Stored data:
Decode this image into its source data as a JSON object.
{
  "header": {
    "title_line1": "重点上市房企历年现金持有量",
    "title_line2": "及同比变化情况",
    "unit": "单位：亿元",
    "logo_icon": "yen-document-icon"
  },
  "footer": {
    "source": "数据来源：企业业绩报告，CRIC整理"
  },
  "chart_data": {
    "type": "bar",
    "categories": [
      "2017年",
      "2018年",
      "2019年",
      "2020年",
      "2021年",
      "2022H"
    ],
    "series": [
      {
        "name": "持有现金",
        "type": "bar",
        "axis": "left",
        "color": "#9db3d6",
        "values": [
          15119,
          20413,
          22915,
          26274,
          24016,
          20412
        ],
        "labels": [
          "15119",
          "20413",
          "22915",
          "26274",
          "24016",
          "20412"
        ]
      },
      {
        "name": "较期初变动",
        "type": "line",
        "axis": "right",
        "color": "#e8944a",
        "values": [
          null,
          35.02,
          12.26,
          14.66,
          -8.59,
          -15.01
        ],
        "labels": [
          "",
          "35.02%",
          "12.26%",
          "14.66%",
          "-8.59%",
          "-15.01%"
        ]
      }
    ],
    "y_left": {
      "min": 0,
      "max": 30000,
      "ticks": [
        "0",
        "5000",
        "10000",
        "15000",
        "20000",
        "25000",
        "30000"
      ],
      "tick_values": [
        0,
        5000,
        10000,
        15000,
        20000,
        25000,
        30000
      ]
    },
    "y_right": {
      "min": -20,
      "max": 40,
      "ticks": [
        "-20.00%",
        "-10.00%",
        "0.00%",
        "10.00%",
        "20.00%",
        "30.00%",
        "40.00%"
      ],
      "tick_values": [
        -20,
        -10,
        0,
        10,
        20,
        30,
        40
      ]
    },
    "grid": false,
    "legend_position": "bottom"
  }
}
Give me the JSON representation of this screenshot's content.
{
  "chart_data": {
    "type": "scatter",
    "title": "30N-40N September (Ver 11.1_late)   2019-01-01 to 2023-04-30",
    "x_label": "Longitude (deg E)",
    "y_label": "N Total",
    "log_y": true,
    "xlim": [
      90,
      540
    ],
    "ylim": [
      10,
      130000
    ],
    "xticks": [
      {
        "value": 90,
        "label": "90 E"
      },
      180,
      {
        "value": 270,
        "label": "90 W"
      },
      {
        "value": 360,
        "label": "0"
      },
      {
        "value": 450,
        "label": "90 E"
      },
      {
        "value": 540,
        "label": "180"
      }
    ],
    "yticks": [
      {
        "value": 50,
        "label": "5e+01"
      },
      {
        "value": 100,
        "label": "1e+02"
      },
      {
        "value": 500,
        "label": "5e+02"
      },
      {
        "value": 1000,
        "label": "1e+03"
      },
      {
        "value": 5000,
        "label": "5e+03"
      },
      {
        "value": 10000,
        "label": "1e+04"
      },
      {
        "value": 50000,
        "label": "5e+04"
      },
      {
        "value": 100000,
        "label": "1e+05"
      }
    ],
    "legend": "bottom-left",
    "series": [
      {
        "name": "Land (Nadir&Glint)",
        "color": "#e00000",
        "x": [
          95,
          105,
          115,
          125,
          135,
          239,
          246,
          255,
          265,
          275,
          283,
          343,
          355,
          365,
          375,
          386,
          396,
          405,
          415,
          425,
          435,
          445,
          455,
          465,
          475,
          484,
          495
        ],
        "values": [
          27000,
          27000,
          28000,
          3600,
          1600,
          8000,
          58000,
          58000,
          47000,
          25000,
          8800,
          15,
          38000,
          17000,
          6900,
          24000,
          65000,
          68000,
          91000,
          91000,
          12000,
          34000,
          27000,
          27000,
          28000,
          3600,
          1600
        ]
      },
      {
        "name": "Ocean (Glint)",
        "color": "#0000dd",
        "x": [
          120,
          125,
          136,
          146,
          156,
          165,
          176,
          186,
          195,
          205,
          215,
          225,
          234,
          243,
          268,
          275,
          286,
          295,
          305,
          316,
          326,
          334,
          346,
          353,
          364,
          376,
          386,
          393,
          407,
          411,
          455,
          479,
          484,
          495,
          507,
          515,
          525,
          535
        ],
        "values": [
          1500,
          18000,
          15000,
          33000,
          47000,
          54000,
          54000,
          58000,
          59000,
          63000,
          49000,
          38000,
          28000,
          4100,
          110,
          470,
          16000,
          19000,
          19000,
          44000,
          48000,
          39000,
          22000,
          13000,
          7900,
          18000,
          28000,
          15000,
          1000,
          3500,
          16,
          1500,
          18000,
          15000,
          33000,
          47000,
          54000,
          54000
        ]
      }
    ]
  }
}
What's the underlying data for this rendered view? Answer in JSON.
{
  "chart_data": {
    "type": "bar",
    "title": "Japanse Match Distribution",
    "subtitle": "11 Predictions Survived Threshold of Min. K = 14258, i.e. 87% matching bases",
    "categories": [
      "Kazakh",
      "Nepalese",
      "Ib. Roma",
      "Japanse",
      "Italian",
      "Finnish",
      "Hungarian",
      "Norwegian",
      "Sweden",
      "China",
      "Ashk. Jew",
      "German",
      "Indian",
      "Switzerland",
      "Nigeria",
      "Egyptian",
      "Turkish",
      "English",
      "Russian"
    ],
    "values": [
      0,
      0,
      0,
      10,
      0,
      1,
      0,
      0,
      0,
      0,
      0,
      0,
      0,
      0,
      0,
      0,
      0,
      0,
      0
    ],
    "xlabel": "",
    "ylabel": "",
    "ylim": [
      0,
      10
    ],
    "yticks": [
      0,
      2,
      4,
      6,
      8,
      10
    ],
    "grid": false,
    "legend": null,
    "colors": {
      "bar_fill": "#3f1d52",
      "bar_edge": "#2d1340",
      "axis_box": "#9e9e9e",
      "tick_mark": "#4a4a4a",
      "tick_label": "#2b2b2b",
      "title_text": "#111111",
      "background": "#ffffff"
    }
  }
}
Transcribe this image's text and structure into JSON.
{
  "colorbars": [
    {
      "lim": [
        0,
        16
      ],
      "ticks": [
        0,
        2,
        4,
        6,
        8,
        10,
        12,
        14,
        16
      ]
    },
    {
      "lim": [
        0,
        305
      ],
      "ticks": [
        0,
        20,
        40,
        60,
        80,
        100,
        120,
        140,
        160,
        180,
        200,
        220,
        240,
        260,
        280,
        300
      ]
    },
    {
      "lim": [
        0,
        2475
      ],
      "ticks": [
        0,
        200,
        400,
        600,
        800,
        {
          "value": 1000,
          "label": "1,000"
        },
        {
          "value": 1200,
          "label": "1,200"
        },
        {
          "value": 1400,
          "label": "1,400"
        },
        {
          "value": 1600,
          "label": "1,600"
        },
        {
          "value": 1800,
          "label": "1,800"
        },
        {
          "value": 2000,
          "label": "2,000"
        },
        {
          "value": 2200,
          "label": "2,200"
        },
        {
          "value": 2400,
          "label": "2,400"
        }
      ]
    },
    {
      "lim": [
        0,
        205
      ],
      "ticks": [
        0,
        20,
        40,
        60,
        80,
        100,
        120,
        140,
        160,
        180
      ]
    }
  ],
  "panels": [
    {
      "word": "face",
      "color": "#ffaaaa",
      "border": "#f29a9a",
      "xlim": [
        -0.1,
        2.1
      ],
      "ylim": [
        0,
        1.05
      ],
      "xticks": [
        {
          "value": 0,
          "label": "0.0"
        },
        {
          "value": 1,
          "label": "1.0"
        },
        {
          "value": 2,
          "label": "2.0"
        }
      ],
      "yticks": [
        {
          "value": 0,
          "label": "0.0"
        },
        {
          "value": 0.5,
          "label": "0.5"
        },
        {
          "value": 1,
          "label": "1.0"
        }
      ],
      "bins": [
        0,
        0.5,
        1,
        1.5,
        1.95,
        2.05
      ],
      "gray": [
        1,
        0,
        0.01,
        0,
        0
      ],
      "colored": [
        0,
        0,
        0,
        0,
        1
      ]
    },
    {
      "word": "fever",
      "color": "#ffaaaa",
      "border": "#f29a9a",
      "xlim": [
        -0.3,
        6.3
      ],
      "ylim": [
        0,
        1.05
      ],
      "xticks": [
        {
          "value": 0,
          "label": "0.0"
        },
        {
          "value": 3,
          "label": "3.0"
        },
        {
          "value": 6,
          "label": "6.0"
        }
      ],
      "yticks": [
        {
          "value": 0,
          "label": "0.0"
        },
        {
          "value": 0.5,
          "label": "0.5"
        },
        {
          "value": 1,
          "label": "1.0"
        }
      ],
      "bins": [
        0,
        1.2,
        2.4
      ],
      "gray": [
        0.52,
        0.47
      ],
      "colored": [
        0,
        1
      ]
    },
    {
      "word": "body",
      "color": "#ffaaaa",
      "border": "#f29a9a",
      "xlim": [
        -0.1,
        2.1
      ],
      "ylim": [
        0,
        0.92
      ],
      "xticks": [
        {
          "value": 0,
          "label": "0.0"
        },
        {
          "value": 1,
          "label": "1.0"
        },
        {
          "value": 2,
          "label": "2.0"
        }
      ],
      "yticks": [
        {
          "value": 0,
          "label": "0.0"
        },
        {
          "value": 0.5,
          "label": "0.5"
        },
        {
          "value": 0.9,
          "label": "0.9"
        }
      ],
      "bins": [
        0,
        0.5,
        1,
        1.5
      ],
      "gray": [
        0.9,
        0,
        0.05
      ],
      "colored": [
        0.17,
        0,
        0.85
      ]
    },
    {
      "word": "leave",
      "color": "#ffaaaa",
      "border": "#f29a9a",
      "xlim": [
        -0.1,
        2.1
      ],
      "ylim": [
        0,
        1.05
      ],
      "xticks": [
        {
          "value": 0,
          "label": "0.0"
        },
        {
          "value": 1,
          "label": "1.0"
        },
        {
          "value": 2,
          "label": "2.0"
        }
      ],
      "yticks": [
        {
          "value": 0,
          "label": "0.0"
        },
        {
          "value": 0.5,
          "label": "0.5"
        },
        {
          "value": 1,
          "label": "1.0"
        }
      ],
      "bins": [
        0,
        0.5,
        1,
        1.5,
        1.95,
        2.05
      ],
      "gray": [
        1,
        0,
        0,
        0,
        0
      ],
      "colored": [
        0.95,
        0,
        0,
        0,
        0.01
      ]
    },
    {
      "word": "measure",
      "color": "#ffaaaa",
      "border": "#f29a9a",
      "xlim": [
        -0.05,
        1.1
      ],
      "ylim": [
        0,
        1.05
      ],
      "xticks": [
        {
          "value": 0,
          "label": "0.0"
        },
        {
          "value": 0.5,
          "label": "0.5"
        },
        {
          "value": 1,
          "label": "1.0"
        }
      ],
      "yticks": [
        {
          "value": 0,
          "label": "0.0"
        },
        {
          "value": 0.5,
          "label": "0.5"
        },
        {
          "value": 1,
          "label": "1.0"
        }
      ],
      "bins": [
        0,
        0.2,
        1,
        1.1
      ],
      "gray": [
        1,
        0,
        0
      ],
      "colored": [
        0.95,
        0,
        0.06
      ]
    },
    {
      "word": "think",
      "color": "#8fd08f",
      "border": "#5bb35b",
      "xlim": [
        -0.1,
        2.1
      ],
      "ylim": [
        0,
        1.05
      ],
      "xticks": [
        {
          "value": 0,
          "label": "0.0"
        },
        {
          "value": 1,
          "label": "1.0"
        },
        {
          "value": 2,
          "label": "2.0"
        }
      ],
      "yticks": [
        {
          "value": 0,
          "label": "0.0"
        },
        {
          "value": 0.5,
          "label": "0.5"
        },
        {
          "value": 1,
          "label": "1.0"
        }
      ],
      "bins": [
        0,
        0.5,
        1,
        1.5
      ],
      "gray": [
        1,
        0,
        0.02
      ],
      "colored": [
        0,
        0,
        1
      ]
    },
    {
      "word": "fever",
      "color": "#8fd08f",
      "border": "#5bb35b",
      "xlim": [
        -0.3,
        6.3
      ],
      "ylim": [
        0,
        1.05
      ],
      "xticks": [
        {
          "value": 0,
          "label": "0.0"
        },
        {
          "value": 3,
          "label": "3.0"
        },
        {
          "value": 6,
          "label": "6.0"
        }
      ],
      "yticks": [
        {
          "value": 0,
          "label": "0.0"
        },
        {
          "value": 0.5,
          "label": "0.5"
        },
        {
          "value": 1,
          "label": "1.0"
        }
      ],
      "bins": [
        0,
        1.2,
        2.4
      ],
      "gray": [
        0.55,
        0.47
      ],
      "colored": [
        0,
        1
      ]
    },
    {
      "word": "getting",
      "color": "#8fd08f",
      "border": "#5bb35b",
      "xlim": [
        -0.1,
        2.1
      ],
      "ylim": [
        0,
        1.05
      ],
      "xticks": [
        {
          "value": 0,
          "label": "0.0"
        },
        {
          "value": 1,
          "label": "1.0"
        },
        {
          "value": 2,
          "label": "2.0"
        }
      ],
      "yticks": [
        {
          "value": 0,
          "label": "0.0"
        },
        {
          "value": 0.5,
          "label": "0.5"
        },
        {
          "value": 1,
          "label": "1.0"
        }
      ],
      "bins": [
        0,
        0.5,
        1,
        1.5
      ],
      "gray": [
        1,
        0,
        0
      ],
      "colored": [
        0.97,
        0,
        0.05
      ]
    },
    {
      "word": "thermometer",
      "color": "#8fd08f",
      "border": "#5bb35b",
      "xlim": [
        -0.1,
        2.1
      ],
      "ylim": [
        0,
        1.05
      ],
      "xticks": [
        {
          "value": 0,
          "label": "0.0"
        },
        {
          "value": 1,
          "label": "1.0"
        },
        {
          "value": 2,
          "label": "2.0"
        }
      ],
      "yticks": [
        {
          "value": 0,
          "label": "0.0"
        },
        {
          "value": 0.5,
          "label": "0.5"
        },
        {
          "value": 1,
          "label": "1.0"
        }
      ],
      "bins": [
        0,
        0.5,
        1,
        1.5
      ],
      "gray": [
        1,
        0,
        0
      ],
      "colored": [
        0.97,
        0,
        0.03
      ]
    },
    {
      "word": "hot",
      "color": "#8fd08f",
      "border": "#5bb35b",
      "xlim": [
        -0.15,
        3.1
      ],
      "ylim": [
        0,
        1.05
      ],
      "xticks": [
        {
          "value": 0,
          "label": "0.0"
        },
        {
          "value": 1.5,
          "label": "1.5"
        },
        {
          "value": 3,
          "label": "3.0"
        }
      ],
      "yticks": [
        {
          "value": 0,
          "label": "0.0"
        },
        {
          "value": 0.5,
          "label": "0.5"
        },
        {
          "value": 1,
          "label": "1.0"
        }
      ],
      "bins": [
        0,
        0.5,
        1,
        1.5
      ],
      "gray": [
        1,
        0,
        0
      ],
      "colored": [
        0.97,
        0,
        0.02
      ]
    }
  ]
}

Work instructions: Collect every line with the string "image" from the records, and copy each.

Correct answer:
Decode this image into its source data as a JSON object.
Transcribe this image's text and structure into JSON.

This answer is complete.